Task to carry out: Give the data again exactly as written, skipping any pictures.
• • • •
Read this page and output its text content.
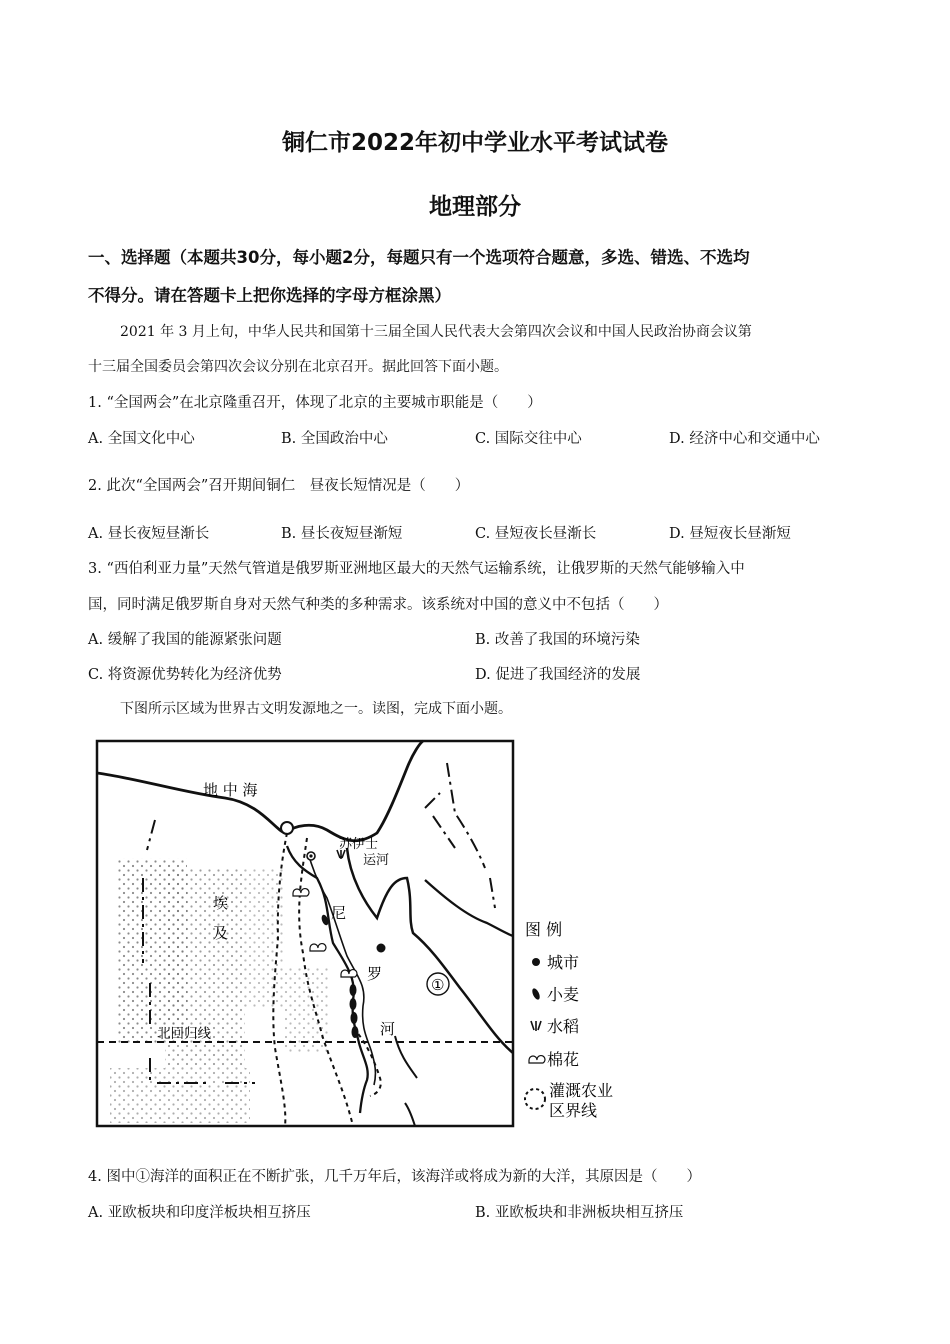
铜仁市2022年初中学业水平考试试卷
地理部分
一、选择题（本题共30分，每小题2分，每题只有一个选项符合题意，多选、错选、不选均
不得分。请在答题卡上把你选择的字母方框涂黑）
2021 年 3 月上旬，中华人民共和国第十三届全国人民代表大会第四次会议和中国人民政治协商会议第
十三届全国委员会第四次会议分别在北京召开。据此回答下面小题。
1. “全国两会”在北京隆重召开，体现了北京的主要城市职能是（　　）
A. 全国文化中心	B. 全国政治中心	C. 国际交往中心	D. 经济中心和交通中心
2. 此次“全国两会”召开期间铜仁　昼夜长短情况是（　　）
A. 昼长夜短昼渐长	B. 昼长夜短昼渐短	C. 昼短夜长昼渐长	D. 昼短夜长昼渐短
3. “西伯利亚力量”天然气管道是俄罗斯亚洲地区最大的天然气运输系统，让俄罗斯的天然气能够输入中
国，同时满足俄罗斯自身对天然气种类的多种需求。该系统对中国的意义中不包括（　　）
A. 缓解了我国的能源紧张问题	B. 改善了我国的环境污染
C. 将资源优势转化为经济优势	D. 促进了我国经济的发展
下图所示区域为世界古文明发源地之一。读图，完成下面小题。
地 中 海
苏伊士
运河
埃
及
尼
罗
河
北回归线
①
图 例
城市
小麦
水稻
棉花
灌溉农业
区界线
4. 图中①海洋的面积正在不断扩张，几千万年后，该海洋或将成为新的大洋，其原因是（　　）
A. 亚欧板块和印度洋板块相互挤压	B. 亚欧板块和非洲板块相互挤压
• • • •
Right answer:
Read this page and output its text content.
铜仁市2022年初中学业水平考试试卷
地理部分
一、选择题（本题共30分，每小题2分，每题只有一个选项符合题意，多选、错选、不选均
不得分。请在答题卡上把你选择的字母方框涂黑）
2021 年 3 月上旬，中华人民共和国第十三届全国人民代表大会第四次会议和中国人民政治协商会议第
十三届全国委员会第四次会议分别在北京召开。据此回答下面小题。
1. “全国两会”在北京隆重召开，体现了北京的主要城市职能是（　　）
A. 全国文化中心	B. 全国政治中心	C. 国际交往中心	D. 经济中心和交通中心
2. 此次“全国两会”召开期间铜仁　昼夜长短情况是（　　）
A. 昼长夜短昼渐长	B. 昼长夜短昼渐短	C. 昼短夜长昼渐长	D. 昼短夜长昼渐短
3. “西伯利亚力量”天然气管道是俄罗斯亚洲地区最大的天然气运输系统，让俄罗斯的天然气能够输入中
国，同时满足俄罗斯自身对天然气种类的多种需求。该系统对中国的意义中不包括（　　）
A. 缓解了我国的能源紧张问题	B. 改善了我国的环境污染
C. 将资源优势转化为经济优势	D. 促进了我国经济的发展
下图所示区域为世界古文明发源地之一。读图，完成下面小题。
地 中 海
苏伊士
运河
埃
及
尼
罗
河
北回归线
①
图 例
城市
小麦
水稻
棉花
灌溉农业
区界线
4. 图中①海洋的面积正在不断扩张，几千万年后，该海洋或将成为新的大洋，其原因是（　　）
A. 亚欧板块和印度洋板块相互挤压	B. 亚欧板块和非洲板块相互挤压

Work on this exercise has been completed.